■ **THE TASK**: Quote the listing below in its entirety, omitting every image.

■ **EXERCISE INPUTS**:
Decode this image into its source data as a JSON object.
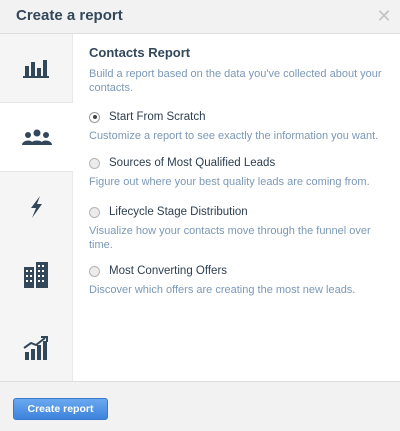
{
  "dialog": {
    "title": "Create a report",
    "close_icon": "close-icon"
  },
  "sidebar": {
    "items": [
      {
        "icon": "bar-chart-icon",
        "active": false
      },
      {
        "icon": "people-icon",
        "active": true
      },
      {
        "icon": "lightning-icon",
        "active": false
      },
      {
        "icon": "building-icon",
        "active": false
      },
      {
        "icon": "trend-chart-icon",
        "active": false
      }
    ]
  },
  "report": {
    "title": "Contacts Report",
    "description": "Build a report based on the data you've collected about your contacts.",
    "options": [
      {
        "label": "Start From Scratch",
        "description": "Customize a report to see exactly the information you want.",
        "selected": true
      },
      {
        "label": "Sources of Most Qualified Leads",
        "description": "Figure out where your best quality leads are coming from.",
        "selected": false
      },
      {
        "label": "Lifecycle Stage Distribution",
        "description": "Visualize how your contacts move through the funnel over time.",
        "selected": false
      },
      {
        "label": "Most Converting Offers",
        "description": "Discover which offers are creating the most new leads.",
        "selected": false
      }
    ]
  },
  "footer": {
    "create_label": "Create report"
  },
  "colors": {
    "icon": "#33475b",
    "accent": "#3d82dc",
    "muted_text": "#7c98b6"
  }
}
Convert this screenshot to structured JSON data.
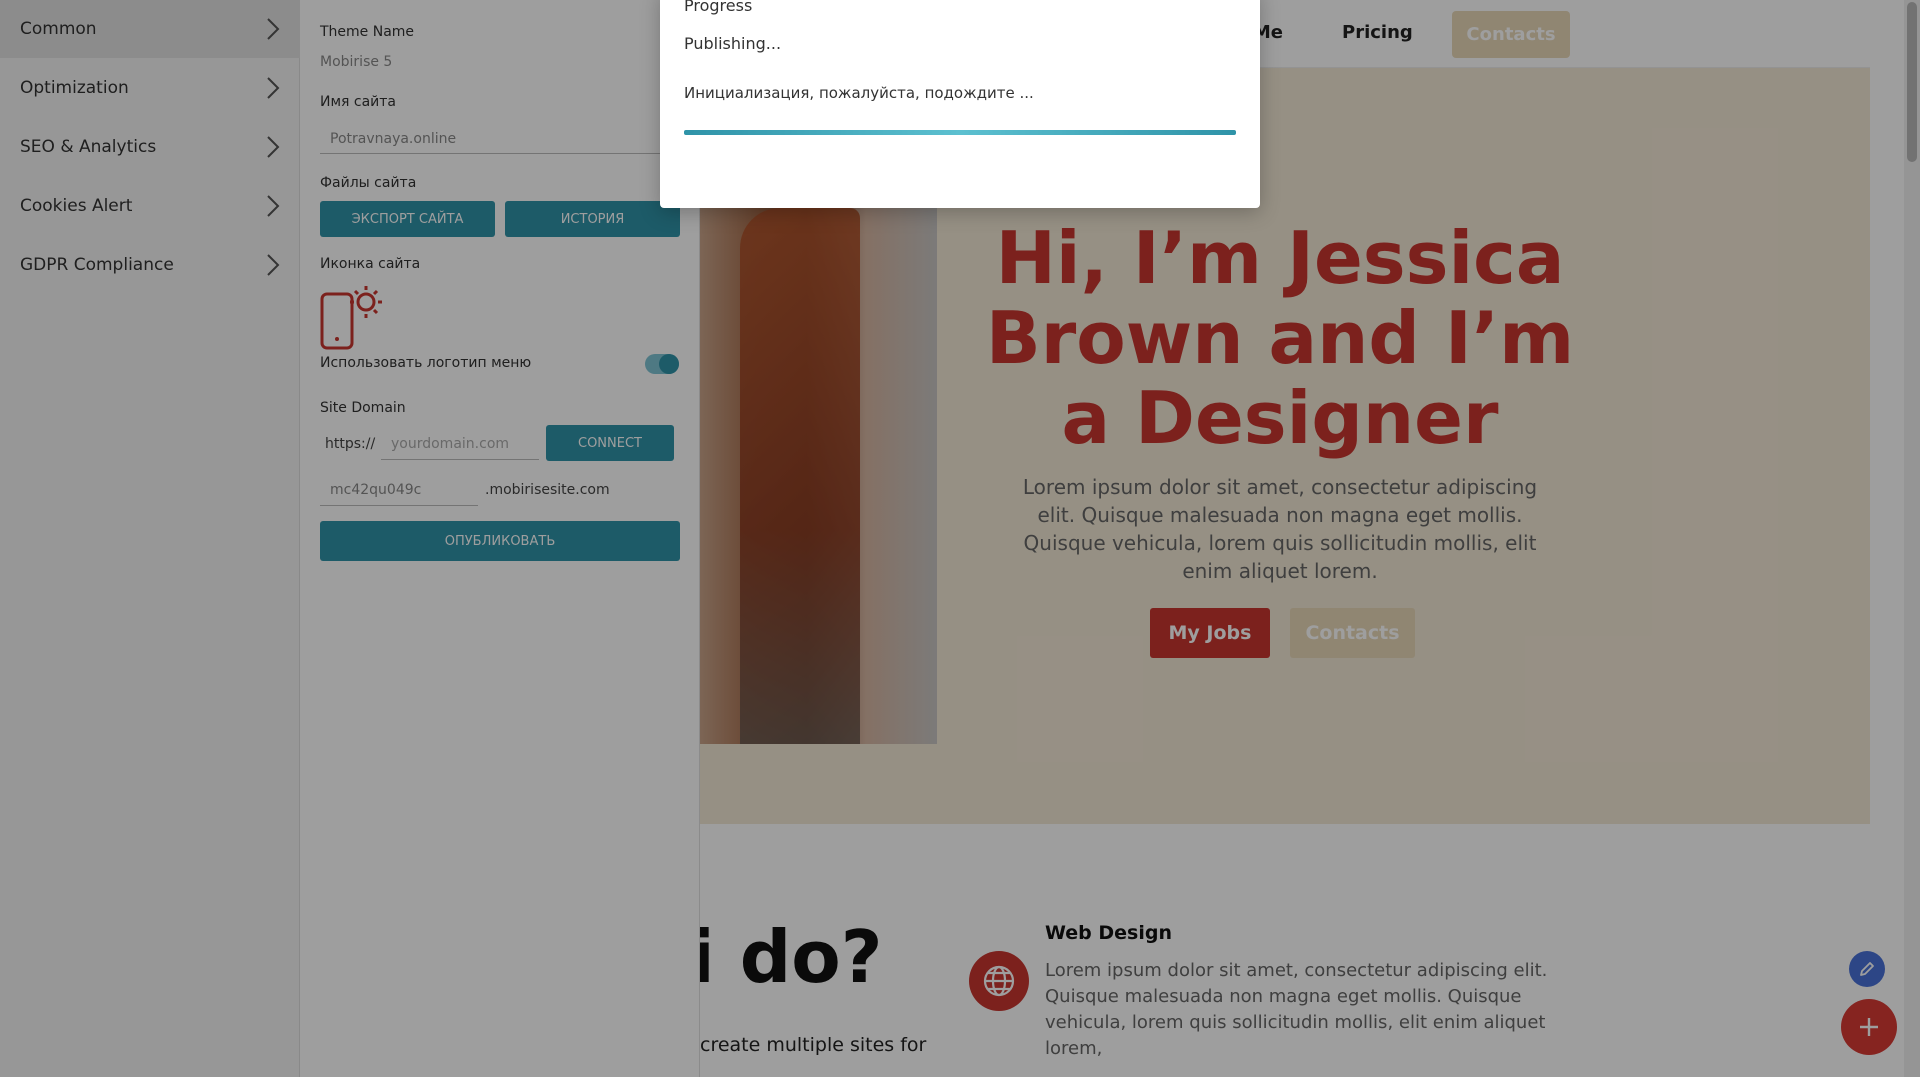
{
  "menu": {
    "items": [
      {
        "label": "Common",
        "active": true
      },
      {
        "label": "Optimization",
        "active": false
      },
      {
        "label": "SEO & Analytics",
        "active": false
      },
      {
        "label": "Cookies Alert",
        "active": false
      },
      {
        "label": "GDPR Compliance",
        "active": false
      }
    ]
  },
  "panel": {
    "theme_name_label": "Theme Name",
    "theme_name_value": "Mobirise 5",
    "site_name_label": "Имя сайта",
    "site_name_value": "Potravnaya.online",
    "site_files_label": "Файлы сайта",
    "export_button": "Экспорт сайта",
    "history_button": "История",
    "site_icon_label": "Иконка сайта",
    "use_logo_label": "Использовать логотип меню",
    "use_logo_enabled": true,
    "domain_label": "Site Domain",
    "domain_prefix": "https://",
    "domain_placeholder": "yourdomain.com",
    "connect_button": "CONNECT",
    "subdomain_value": "mc42qu049c",
    "subdomain_suffix": ".mobirisesite.com",
    "publish_button": "Опубликовать"
  },
  "modal": {
    "title": "Progress",
    "status": "Publishing...",
    "message": "Инициализация, пожалуйста, подождите ...",
    "progress": 1.0
  },
  "site": {
    "nav_partial": "t Me",
    "nav_pricing": "Pricing",
    "nav_contacts": "Contacts",
    "hero_title": "Hi, I’m Jessica Brown and I’m a Designer",
    "hero_text": "Lorem ipsum dolor sit amet, consectetur adipiscing elit. Quisque malesuada non magna eget mollis. Quisque vehicula, lorem quis sollicitudin mollis, elit enim aliquet lorem.",
    "btn_jobs": "My Jobs",
    "btn_contacts": "Contacts",
    "section_title_partial": "i do?",
    "section_sub_partial": "create multiple sites for",
    "service_title": "Web Design",
    "service_text": "Lorem ipsum dolor sit amet, consectetur adipiscing elit. Quisque malesuada non magna eget mollis. Quisque vehicula, lorem quis sollicitudin mollis, elit enim aliquet lorem,"
  },
  "colors": {
    "accent": "#2f93a8",
    "brand_red": "#c8362f",
    "sand": "#e9d8b8",
    "fab_blue": "#4a72d9"
  },
  "icons": [
    "chevron-right-icon",
    "phone-sun-icon",
    "globe-icon",
    "pencil-icon",
    "plus-icon"
  ]
}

■ **OUTPUT FOR THIS EXERCISE**:
Decode this image into its source data as a JSON object.
{
  "dialog": {
    "title": "Create a report",
    "close_icon": "close-icon"
  },
  "sidebar": {
    "items": [
      {
        "icon": "bar-chart-icon",
        "active": false
      },
      {
        "icon": "people-icon",
        "active": true
      },
      {
        "icon": "lightning-icon",
        "active": false
      },
      {
        "icon": "building-icon",
        "active": false
      },
      {
        "icon": "trend-chart-icon",
        "active": false
      }
    ]
  },
  "report": {
    "title": "Contacts Report",
    "description": "Build a report based on the data you've collected about your contacts.",
    "options": [
      {
        "label": "Start From Scratch",
        "description": "Customize a report to see exactly the information you want.",
        "selected": true
      },
      {
        "label": "Sources of Most Qualified Leads",
        "description": "Figure out where your best quality leads are coming from.",
        "selected": false
      },
      {
        "label": "Lifecycle Stage Distribution",
        "description": "Visualize how your contacts move through the funnel over time.",
        "selected": false
      },
      {
        "label": "Most Converting Offers",
        "description": "Discover which offers are creating the most new leads.",
        "selected": false
      }
    ]
  },
  "footer": {
    "create_label": "Create report"
  },
  "colors": {
    "icon": "#33475b",
    "accent": "#3d82dc",
    "muted_text": "#7c98b6"
  }
}
Convert this screenshot to structured JSON data.
{
  "menu": {
    "items": [
      {
        "label": "Common",
        "active": true
      },
      {
        "label": "Optimization",
        "active": false
      },
      {
        "label": "SEO & Analytics",
        "active": false
      },
      {
        "label": "Cookies Alert",
        "active": false
      },
      {
        "label": "GDPR Compliance",
        "active": false
      }
    ]
  },
  "panel": {
    "theme_name_label": "Theme Name",
    "theme_name_value": "Mobirise 5",
    "site_name_label": "Имя сайта",
    "site_name_value": "Potravnaya.online",
    "site_files_label": "Файлы сайта",
    "export_button": "Экспорт сайта",
    "history_button": "История",
    "site_icon_label": "Иконка сайта",
    "use_logo_label": "Использовать логотип меню",
    "use_logo_enabled": true,
    "domain_label": "Site Domain",
    "domain_prefix": "https://",
    "domain_placeholder": "yourdomain.com",
    "connect_button": "CONNECT",
    "subdomain_value": "mc42qu049c",
    "subdomain_suffix": ".mobirisesite.com",
    "publish_button": "Опубликовать"
  },
  "modal": {
    "title": "Progress",
    "status": "Publishing...",
    "message": "Инициализация, пожалуйста, подождите ...",
    "progress": 1.0
  },
  "site": {
    "nav_partial": "t Me",
    "nav_pricing": "Pricing",
    "nav_contacts": "Contacts",
    "hero_title": "Hi, I’m Jessica Brown and I’m a Designer",
    "hero_text": "Lorem ipsum dolor sit amet, consectetur adipiscing elit. Quisque malesuada non magna eget mollis. Quisque vehicula, lorem quis sollicitudin mollis, elit enim aliquet lorem.",
    "btn_jobs": "My Jobs",
    "btn_contacts": "Contacts",
    "section_title_partial": "i do?",
    "section_sub_partial": "create multiple sites for",
    "service_title": "Web Design",
    "service_text": "Lorem ipsum dolor sit amet, consectetur adipiscing elit. Quisque malesuada non magna eget mollis. Quisque vehicula, lorem quis sollicitudin mollis, elit enim aliquet lorem,"
  },
  "colors": {
    "accent": "#2f93a8",
    "brand_red": "#c8362f",
    "sand": "#e9d8b8",
    "fab_blue": "#4a72d9"
  },
  "icons": [
    "chevron-right-icon",
    "phone-sun-icon",
    "globe-icon",
    "pencil-icon",
    "plus-icon"
  ]
}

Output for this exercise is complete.